INFORMATION SHOWN
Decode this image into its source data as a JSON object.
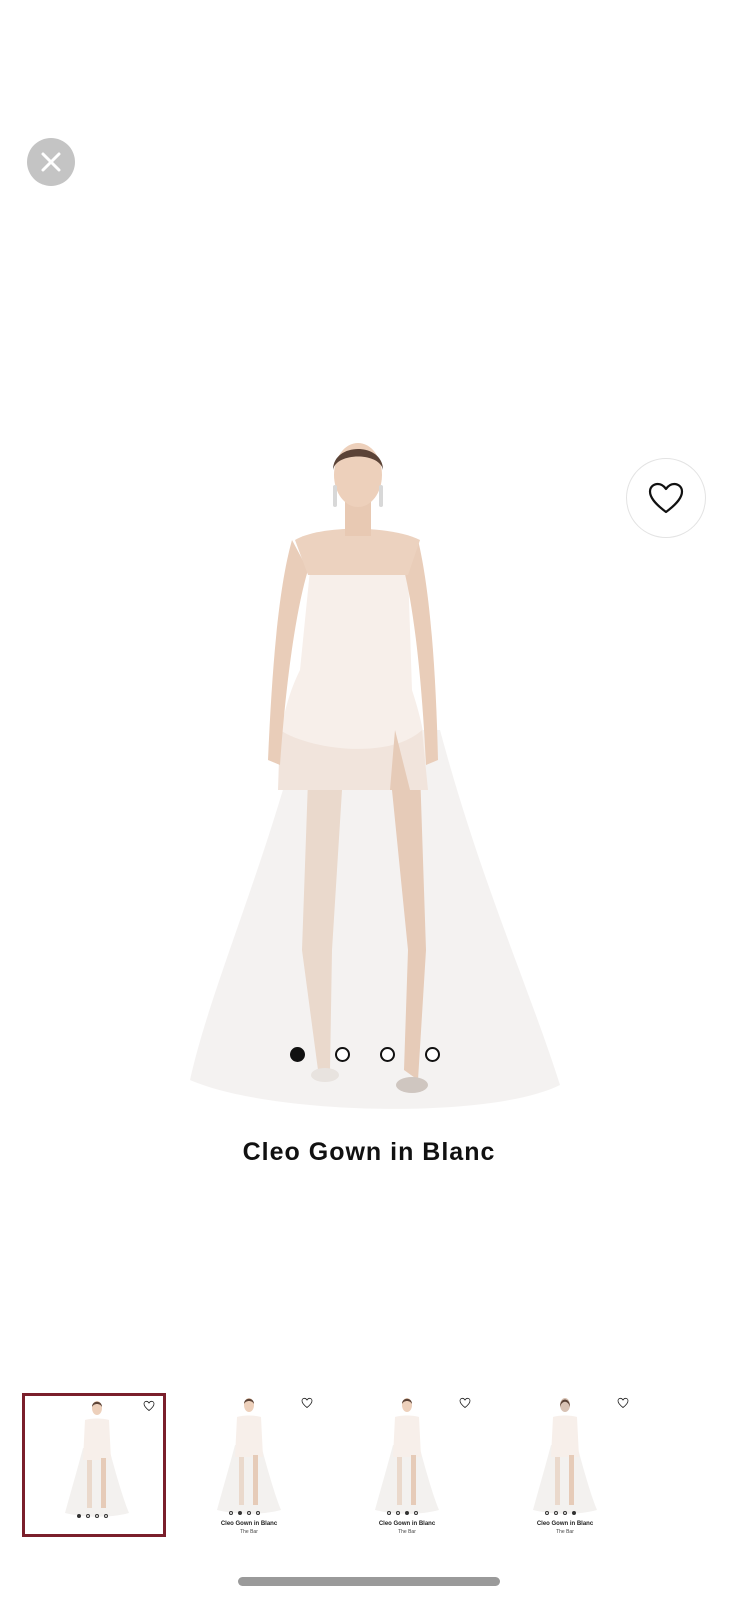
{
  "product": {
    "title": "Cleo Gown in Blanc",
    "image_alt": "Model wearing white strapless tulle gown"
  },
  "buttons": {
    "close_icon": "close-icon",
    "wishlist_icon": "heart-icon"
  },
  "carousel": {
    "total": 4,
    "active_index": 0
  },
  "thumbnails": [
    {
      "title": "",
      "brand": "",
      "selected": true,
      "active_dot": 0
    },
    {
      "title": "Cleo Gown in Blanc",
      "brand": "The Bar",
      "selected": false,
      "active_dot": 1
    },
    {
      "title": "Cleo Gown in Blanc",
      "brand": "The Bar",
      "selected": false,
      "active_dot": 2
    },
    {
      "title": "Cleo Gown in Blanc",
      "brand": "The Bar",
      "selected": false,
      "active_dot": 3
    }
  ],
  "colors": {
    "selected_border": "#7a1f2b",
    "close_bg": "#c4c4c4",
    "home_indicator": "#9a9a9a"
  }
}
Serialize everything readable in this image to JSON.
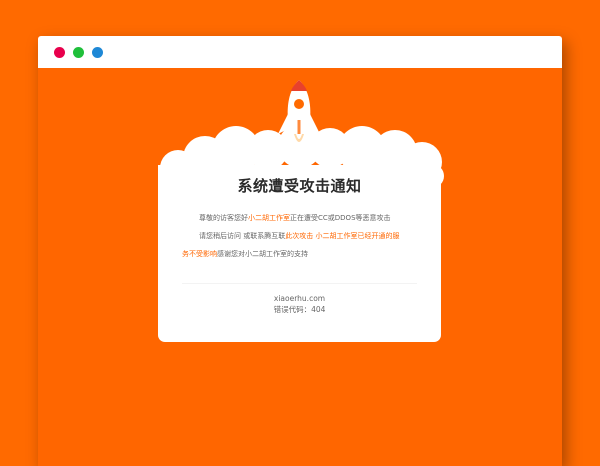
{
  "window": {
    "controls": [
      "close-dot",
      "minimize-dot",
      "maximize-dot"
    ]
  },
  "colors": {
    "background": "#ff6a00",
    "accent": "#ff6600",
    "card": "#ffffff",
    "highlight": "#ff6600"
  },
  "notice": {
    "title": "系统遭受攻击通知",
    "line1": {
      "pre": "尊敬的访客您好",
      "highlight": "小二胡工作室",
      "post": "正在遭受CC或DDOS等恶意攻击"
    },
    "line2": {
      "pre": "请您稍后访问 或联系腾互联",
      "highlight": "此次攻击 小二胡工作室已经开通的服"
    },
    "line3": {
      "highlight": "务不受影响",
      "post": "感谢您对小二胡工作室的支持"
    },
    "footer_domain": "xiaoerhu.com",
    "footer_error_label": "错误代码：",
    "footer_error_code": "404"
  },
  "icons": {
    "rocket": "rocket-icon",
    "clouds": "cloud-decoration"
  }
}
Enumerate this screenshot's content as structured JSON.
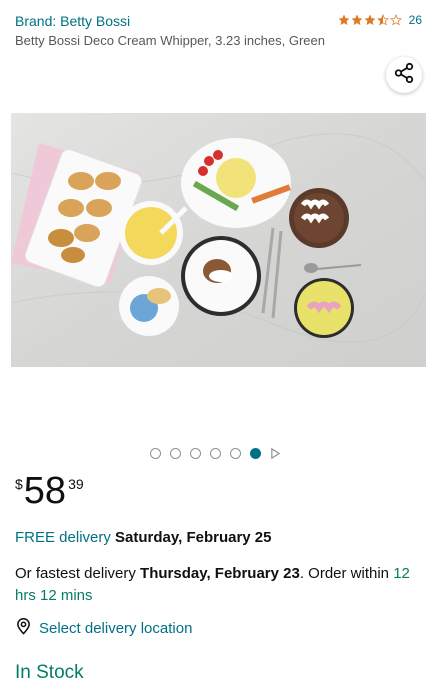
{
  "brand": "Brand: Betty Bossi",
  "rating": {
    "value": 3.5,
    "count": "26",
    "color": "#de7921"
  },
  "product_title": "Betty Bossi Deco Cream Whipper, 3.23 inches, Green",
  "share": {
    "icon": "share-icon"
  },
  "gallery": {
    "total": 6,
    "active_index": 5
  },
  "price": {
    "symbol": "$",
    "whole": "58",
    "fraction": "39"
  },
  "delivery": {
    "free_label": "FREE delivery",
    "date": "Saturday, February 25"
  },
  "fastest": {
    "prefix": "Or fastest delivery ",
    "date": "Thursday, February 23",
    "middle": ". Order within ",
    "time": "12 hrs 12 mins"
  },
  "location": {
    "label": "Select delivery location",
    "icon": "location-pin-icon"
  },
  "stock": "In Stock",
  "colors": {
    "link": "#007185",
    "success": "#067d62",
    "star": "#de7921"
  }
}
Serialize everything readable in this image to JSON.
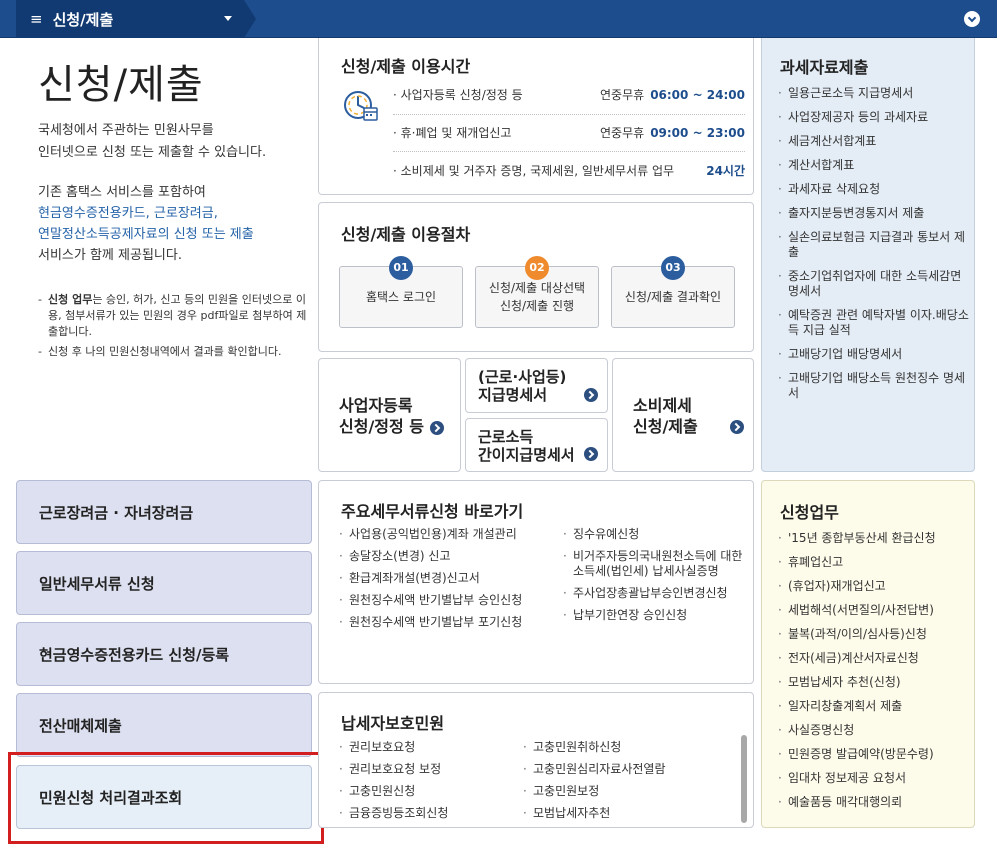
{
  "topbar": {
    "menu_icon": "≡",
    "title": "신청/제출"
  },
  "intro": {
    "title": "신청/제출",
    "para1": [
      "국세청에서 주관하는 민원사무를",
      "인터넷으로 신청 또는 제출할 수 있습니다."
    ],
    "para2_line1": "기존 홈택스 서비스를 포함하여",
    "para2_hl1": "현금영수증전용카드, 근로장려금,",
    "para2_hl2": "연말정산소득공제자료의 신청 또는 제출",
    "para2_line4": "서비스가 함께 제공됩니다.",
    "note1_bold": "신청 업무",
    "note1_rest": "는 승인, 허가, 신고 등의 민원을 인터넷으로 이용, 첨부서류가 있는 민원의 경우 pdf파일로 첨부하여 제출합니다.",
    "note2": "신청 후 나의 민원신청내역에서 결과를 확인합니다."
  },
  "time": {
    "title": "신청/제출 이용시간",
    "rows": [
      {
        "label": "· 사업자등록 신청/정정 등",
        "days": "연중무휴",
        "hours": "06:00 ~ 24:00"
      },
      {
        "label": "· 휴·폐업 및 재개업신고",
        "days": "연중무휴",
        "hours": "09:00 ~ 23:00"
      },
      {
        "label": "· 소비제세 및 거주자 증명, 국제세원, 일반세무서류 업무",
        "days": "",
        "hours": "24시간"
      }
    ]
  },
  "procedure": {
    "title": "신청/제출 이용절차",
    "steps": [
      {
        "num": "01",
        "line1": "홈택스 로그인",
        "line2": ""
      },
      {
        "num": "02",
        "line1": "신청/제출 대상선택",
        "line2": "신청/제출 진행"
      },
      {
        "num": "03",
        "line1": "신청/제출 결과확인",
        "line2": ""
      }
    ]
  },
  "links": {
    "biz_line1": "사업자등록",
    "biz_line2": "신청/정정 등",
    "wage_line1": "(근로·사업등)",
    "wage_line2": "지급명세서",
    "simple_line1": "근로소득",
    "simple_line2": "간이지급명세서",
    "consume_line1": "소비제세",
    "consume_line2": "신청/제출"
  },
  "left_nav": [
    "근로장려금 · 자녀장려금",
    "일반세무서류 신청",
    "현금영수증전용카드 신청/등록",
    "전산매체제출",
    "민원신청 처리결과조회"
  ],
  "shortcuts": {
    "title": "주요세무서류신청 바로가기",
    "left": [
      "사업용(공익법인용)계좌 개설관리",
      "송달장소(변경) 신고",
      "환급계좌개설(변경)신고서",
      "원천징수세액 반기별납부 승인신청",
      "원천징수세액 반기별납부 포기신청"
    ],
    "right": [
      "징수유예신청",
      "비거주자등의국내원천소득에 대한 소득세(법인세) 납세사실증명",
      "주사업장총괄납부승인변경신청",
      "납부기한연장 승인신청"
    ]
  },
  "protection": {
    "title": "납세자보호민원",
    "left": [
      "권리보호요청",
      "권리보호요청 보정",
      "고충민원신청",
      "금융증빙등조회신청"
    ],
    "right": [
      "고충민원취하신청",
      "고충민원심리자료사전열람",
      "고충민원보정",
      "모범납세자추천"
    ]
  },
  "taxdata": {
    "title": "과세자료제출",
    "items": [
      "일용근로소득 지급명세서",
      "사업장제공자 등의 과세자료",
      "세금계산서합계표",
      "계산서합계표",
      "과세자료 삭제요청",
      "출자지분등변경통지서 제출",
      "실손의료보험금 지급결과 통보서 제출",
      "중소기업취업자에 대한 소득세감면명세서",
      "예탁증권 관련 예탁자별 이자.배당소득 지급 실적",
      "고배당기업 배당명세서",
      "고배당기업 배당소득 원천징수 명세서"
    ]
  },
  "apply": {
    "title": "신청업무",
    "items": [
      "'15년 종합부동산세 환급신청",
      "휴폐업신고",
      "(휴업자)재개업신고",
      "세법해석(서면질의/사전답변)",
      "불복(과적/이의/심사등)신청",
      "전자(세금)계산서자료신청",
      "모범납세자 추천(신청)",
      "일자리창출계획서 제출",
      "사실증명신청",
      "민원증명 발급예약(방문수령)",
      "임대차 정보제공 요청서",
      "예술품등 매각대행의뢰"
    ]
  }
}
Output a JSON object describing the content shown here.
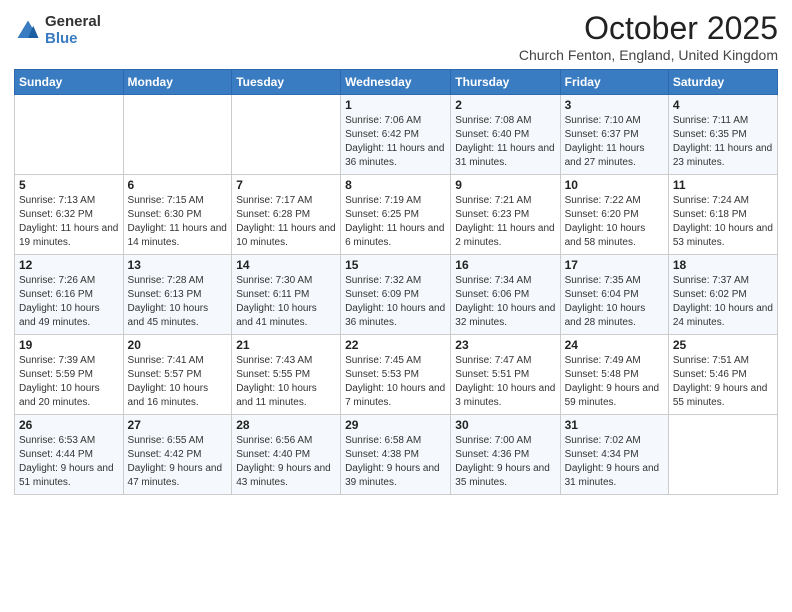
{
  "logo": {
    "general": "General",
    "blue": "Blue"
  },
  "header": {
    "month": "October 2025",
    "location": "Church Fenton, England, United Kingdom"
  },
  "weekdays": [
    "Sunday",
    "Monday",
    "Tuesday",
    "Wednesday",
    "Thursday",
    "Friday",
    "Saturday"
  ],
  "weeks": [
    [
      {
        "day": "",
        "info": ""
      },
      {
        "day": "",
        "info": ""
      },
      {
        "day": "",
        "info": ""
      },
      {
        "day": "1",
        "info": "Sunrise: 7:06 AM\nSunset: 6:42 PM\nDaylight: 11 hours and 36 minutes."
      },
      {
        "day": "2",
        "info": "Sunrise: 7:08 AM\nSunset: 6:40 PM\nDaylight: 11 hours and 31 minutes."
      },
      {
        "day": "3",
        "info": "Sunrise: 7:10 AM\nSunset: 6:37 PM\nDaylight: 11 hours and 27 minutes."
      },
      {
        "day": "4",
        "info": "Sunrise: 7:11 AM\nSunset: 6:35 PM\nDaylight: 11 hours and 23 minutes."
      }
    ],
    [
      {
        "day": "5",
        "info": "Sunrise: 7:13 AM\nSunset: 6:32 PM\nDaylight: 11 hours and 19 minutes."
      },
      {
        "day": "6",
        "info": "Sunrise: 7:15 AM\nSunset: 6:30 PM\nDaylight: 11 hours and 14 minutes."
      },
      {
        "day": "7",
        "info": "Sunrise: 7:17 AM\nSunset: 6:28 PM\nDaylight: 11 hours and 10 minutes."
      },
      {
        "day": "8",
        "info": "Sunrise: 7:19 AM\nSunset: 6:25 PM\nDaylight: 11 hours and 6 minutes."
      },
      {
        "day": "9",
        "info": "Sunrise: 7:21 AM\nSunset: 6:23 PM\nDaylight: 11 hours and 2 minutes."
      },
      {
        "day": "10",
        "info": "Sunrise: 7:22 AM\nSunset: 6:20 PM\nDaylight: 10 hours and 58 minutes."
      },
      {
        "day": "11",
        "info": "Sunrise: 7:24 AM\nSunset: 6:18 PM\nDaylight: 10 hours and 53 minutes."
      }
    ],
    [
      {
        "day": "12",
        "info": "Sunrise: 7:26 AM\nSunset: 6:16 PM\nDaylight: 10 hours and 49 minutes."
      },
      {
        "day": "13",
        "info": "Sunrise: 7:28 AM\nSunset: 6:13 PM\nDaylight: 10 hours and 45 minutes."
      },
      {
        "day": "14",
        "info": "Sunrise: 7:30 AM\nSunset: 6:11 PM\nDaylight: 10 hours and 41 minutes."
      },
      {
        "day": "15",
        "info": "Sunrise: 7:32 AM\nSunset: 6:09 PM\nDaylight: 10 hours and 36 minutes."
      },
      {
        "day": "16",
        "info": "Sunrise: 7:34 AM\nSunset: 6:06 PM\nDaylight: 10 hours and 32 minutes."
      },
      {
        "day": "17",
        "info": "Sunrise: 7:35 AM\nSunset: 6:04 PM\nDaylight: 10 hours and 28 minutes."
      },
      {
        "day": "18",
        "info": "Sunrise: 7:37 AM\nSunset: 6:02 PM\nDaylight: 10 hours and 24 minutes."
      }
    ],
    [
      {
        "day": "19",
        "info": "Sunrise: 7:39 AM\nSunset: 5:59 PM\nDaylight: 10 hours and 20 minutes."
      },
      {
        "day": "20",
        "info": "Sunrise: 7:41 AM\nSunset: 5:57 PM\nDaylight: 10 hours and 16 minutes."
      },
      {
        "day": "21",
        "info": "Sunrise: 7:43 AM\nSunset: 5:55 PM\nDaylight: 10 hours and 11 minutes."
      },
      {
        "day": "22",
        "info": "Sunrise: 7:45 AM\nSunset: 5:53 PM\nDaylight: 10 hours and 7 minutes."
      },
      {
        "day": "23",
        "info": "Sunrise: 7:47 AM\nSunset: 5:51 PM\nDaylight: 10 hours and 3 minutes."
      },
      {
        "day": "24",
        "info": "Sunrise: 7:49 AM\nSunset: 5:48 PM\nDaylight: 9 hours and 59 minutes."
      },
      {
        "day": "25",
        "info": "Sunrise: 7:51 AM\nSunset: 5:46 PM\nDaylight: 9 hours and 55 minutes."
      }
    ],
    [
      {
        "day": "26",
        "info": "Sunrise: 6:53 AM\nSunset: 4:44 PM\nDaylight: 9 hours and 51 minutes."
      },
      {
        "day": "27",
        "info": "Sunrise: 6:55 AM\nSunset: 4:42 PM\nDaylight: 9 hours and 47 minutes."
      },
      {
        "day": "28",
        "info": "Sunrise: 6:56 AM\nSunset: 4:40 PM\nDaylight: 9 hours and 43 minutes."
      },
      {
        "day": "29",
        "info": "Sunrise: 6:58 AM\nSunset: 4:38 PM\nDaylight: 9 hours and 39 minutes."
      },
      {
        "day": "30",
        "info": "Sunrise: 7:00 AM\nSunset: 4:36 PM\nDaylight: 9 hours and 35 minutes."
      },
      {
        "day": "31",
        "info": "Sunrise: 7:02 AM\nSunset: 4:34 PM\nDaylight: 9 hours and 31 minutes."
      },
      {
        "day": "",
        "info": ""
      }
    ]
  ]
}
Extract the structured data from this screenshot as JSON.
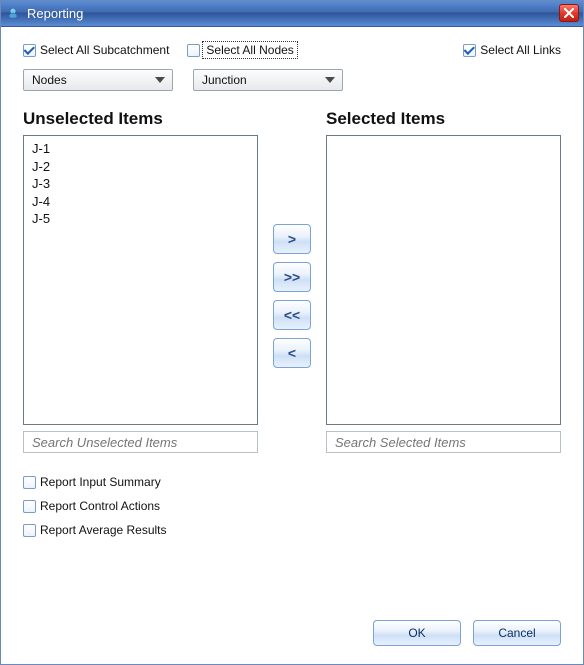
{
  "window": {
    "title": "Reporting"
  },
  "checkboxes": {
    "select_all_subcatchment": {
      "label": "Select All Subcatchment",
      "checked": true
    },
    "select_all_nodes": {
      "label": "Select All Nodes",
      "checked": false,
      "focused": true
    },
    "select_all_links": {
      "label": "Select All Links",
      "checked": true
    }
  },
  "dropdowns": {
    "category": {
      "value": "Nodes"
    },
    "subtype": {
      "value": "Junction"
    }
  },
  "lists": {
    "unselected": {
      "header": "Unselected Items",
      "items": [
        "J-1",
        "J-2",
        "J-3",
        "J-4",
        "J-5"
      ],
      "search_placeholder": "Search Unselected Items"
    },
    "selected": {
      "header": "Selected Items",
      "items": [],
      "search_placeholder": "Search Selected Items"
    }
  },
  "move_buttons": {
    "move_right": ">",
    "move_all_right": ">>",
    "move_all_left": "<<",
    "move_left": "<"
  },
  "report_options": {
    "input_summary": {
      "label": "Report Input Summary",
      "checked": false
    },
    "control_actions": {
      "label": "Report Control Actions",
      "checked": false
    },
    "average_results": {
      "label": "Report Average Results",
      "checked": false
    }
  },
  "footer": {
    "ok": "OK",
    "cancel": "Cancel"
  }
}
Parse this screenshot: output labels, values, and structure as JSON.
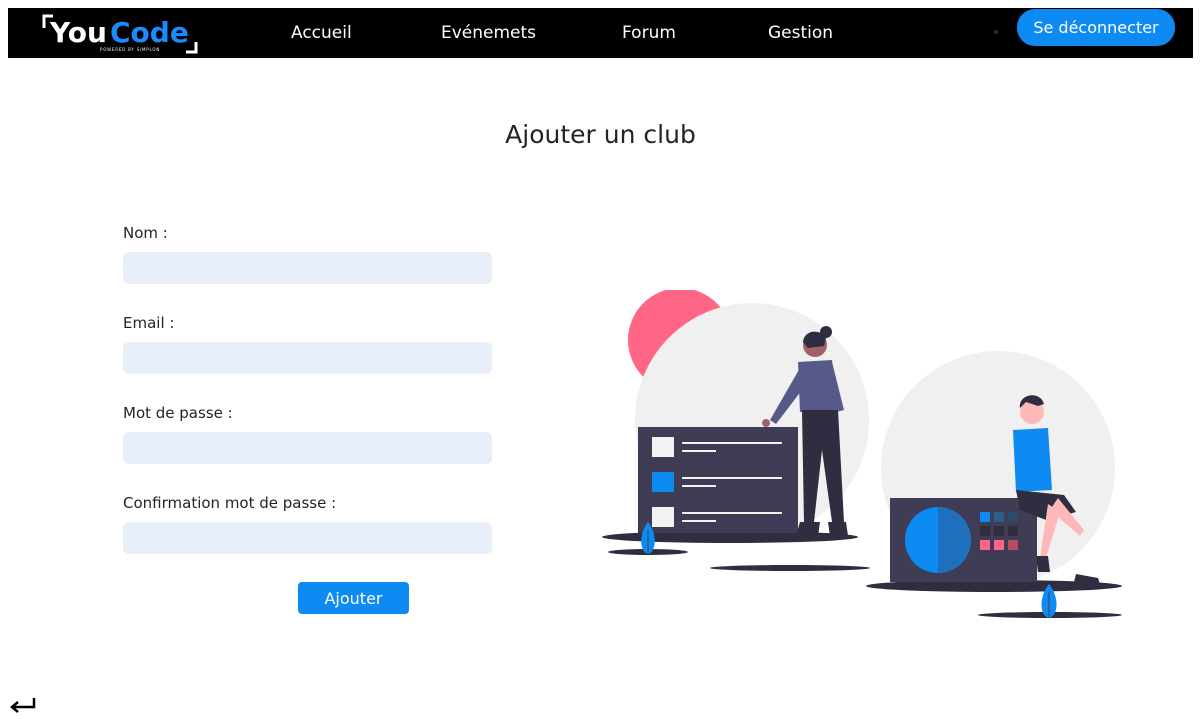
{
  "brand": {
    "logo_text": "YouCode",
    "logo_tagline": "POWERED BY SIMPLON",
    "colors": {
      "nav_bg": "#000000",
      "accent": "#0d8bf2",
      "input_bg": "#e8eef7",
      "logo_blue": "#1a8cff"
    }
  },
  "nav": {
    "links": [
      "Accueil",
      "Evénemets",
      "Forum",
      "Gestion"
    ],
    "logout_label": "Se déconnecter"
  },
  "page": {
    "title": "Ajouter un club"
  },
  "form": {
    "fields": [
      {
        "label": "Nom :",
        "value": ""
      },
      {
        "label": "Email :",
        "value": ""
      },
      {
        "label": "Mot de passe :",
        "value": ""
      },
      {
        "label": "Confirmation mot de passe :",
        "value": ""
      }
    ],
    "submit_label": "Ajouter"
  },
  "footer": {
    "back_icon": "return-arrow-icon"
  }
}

PROBLEM TO SOLVE
All lines that include "Thursday" are to be gathered and copied.

EXERCISE RESPONSE
    "date": "Thursday, February 23",
    "Thursday",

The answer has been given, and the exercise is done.